→ **What the exercise asks**
Please convert the entries, starting at the first line and ending at the line that contains "staticText: 02 bbox=[308, 744, 330, 768]", both included, into a JSON list of strings with one string per line and blank lines omitted.

## START Extracted data

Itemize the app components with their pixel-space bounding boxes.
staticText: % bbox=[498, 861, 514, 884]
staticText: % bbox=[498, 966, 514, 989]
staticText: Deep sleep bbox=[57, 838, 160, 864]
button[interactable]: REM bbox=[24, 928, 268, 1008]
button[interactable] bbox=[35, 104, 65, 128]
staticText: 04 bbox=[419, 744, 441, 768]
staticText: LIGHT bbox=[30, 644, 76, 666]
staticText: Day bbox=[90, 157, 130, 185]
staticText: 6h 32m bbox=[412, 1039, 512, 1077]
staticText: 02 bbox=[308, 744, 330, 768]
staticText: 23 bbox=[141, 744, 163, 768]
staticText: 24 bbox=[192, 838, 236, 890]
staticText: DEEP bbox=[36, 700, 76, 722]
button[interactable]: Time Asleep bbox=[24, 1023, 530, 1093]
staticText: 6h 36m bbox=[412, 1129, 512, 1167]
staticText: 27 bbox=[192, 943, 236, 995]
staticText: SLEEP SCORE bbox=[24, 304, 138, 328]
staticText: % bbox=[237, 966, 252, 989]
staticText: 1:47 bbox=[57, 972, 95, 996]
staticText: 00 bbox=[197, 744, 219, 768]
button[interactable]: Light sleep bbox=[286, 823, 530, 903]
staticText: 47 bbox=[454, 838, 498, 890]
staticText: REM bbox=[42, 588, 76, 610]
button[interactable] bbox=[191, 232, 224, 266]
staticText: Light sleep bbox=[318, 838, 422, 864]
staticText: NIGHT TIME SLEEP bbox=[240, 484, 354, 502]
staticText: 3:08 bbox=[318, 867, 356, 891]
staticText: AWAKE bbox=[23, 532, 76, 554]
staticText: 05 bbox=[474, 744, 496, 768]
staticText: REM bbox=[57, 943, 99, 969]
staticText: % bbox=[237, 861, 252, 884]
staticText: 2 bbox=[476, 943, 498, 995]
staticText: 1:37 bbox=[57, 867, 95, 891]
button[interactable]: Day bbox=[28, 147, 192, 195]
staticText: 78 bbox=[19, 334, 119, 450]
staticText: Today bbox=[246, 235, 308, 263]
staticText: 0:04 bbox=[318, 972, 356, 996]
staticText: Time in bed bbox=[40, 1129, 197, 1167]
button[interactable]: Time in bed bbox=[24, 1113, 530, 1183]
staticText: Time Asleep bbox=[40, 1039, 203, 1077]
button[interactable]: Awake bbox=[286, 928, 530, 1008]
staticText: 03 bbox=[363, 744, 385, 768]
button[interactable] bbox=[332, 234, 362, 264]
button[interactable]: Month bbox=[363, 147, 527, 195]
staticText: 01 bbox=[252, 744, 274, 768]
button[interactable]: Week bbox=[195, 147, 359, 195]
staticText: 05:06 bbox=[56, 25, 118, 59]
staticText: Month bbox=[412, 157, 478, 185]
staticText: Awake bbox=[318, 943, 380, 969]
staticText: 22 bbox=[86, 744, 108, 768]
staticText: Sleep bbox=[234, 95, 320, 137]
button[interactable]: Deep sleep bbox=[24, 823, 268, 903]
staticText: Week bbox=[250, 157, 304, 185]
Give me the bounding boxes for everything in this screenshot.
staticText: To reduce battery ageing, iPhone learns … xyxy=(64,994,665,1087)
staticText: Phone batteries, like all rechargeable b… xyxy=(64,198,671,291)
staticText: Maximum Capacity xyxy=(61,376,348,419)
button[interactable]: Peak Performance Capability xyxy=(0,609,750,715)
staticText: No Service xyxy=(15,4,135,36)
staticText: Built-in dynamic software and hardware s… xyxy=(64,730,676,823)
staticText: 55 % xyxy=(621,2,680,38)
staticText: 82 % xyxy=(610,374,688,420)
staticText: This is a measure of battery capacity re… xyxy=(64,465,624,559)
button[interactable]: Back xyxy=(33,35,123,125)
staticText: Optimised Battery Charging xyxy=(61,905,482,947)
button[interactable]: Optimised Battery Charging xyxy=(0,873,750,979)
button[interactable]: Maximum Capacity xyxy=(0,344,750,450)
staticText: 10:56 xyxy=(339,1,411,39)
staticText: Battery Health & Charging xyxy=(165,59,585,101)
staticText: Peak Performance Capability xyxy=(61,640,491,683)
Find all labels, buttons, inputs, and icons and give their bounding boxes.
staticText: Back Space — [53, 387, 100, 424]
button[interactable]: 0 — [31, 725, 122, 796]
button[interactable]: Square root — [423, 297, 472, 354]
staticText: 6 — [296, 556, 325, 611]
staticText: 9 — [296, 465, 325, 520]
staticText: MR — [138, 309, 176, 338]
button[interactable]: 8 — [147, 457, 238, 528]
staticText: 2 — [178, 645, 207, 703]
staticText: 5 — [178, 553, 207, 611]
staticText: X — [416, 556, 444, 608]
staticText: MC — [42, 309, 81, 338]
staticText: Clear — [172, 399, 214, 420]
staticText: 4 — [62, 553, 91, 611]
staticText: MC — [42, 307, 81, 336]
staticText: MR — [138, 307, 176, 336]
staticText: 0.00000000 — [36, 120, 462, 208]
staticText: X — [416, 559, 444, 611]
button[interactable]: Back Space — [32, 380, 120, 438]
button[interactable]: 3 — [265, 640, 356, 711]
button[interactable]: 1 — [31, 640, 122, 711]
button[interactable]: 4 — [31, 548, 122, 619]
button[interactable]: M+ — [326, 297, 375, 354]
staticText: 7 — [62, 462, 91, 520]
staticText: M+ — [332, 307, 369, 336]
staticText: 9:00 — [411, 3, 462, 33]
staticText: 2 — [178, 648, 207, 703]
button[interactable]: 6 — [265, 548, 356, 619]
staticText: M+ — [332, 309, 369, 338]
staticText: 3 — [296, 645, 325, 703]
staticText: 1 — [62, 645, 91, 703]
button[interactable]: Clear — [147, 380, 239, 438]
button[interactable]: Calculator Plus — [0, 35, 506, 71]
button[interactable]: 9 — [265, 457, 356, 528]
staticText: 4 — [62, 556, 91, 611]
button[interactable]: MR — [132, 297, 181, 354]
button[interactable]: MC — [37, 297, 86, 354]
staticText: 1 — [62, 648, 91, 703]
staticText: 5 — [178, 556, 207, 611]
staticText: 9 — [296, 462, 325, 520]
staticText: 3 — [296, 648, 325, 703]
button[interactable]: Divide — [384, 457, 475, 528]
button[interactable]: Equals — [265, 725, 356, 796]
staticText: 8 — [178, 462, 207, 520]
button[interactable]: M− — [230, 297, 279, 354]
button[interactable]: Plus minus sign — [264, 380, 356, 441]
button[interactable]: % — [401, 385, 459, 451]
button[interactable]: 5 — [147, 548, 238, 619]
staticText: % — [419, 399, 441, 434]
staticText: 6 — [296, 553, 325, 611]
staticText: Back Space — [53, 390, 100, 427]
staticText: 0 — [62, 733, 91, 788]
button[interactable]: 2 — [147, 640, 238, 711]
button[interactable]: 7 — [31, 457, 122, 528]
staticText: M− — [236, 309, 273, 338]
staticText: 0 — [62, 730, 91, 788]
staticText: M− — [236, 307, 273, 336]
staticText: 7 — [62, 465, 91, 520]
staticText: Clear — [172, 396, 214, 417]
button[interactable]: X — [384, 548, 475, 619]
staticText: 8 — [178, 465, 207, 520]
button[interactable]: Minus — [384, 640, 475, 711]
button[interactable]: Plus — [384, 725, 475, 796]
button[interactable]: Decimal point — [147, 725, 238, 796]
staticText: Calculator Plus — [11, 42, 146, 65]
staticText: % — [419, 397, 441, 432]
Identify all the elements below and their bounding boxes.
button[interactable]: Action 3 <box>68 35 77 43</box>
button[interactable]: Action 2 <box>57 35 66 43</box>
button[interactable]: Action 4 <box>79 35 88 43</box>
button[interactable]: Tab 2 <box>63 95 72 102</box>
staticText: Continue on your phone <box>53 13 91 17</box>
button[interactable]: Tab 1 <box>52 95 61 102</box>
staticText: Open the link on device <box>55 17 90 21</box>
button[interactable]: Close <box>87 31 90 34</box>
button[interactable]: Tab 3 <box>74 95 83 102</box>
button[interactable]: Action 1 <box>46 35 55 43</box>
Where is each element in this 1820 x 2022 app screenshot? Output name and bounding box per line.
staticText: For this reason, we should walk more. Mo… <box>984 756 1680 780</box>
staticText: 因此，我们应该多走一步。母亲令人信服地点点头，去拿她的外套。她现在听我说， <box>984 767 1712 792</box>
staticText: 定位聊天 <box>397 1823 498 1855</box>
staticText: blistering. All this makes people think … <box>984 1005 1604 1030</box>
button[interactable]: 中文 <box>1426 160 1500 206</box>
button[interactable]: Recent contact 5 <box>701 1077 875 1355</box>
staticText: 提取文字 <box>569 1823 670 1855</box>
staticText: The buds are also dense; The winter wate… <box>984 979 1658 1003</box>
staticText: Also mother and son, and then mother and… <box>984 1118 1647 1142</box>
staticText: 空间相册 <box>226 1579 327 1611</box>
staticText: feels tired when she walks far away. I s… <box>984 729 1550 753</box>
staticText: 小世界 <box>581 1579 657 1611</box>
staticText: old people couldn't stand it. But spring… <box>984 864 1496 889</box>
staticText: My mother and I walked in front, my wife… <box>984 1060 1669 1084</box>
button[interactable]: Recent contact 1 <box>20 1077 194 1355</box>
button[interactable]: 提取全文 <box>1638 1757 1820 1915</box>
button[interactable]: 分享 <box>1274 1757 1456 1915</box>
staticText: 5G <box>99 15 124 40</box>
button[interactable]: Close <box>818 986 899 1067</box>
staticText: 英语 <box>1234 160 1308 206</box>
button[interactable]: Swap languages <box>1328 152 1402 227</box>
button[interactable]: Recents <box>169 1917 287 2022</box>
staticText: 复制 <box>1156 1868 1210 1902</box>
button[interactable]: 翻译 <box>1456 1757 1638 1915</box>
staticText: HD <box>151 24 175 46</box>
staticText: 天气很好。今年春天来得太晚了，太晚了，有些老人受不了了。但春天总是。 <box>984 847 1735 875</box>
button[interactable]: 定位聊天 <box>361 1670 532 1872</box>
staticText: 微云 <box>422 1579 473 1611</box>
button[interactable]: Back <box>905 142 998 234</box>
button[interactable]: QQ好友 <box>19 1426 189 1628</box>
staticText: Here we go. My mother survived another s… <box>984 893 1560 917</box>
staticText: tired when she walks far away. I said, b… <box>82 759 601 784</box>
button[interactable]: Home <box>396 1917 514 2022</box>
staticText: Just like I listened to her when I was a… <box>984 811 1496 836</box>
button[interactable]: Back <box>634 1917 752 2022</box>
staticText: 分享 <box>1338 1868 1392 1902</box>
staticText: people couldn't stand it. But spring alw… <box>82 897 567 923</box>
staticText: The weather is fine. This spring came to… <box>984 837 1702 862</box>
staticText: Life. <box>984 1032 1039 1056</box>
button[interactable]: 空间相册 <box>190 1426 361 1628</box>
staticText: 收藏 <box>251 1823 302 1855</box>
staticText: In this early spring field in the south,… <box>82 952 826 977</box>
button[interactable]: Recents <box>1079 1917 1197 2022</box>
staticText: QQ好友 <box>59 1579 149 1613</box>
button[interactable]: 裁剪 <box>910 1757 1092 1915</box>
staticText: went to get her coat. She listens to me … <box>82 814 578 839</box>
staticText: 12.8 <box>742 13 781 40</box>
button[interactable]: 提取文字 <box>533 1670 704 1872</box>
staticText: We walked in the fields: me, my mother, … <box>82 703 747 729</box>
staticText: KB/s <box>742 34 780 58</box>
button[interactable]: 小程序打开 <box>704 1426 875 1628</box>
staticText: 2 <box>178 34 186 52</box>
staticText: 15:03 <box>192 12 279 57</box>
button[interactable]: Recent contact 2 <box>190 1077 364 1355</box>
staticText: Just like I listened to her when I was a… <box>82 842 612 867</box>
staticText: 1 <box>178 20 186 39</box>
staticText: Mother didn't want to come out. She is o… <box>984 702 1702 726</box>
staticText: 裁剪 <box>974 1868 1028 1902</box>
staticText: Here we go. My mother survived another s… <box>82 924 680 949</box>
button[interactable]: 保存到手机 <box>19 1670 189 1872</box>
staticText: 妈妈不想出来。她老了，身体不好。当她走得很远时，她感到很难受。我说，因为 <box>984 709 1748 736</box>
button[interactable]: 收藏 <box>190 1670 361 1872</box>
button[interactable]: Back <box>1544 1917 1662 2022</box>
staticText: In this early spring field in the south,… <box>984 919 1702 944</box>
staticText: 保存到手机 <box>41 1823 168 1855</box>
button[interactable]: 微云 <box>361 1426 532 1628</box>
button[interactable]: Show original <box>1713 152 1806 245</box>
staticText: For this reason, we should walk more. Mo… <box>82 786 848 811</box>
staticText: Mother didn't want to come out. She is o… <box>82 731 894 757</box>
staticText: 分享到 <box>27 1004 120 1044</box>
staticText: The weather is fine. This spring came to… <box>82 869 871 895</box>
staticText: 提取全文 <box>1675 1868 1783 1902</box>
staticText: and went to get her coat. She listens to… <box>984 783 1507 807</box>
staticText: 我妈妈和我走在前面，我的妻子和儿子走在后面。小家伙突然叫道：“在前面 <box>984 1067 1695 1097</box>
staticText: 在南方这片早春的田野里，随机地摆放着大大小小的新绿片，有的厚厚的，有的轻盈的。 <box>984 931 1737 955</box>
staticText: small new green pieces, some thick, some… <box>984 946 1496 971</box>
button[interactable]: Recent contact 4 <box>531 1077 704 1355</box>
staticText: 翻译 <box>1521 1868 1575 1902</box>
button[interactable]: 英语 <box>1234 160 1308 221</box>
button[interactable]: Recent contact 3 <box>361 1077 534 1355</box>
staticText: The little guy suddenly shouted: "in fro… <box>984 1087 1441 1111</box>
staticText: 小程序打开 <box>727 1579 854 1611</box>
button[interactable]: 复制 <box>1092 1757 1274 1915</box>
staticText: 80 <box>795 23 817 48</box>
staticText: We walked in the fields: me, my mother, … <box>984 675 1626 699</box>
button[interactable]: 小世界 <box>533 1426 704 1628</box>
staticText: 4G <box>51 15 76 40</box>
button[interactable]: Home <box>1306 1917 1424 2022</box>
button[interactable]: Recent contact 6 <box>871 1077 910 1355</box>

## END Extracted data

→ **Reply to the exercise**
[
  "Itemize the app components with their pixel-space bounding boxes.",
  "staticText: % bbox=[498, 861, 514, 884]",
  "staticText: % bbox=[498, 966, 514, 989]",
  "staticText: Deep sleep bbox=[57, 838, 160, 864]",
  "button[interactable]: REM bbox=[24, 928, 268, 1008]",
  "button[interactable] bbox=[35, 104, 65, 128]",
  "staticText: 04 bbox=[419, 744, 441, 768]",
  "staticText: LIGHT bbox=[30, 644, 76, 666]",
  "staticText: Day bbox=[90, 157, 130, 185]",
  "staticText: 6h 32m bbox=[412, 1039, 512, 1077]",
  "staticText: 02 bbox=[308, 744, 330, 768]"
]